(TASK INSTRUCTIONS) Please copy, word for word, the line that contains "What does this" and every line after it through the end of the records, and nothing more.

(Page transcription records)
>>>>

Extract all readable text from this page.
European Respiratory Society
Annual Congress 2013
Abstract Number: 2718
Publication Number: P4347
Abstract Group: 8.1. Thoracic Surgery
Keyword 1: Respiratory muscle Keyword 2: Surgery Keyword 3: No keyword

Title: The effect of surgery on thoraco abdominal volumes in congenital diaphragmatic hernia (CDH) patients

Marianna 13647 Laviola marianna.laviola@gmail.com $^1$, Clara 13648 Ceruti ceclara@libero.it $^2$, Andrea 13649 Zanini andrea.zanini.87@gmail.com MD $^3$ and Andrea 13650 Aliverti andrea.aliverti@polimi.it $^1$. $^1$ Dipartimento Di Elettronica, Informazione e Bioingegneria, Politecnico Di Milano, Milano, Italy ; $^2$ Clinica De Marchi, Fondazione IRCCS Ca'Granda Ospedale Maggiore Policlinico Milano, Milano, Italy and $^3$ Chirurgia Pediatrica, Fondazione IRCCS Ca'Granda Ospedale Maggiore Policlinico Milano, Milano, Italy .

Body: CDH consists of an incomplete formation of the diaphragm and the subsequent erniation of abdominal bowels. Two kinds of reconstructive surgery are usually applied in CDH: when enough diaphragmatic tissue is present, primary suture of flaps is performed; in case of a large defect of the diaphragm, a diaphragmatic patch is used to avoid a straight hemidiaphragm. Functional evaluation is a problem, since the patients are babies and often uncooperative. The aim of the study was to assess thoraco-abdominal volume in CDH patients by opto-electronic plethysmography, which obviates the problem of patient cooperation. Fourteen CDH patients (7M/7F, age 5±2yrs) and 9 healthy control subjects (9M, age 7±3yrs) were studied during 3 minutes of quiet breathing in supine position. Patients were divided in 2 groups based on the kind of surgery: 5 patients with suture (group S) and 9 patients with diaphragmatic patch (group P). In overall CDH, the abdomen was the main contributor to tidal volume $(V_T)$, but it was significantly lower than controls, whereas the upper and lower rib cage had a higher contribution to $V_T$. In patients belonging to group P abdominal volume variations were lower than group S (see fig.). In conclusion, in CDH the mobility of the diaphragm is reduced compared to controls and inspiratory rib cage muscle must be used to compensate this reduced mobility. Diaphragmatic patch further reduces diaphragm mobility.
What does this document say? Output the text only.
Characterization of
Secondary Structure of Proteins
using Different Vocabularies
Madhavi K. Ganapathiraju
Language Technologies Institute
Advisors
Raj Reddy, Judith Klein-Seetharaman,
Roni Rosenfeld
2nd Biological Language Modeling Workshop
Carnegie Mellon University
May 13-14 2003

<<<<

(SOLUTION)
What does this document say? Output the text only.
Characterization of
Secondary Structure of Proteins
using Different Vocabularies
Madhavi K. Ganapathiraju
Language Technologies Institute
Advisors
Raj Reddy, Judith Klein-Seetharaman,
Roni Rosenfeld
2nd Biological Language Modeling Workshop
Carnegie Mellon University
May 13-14 2003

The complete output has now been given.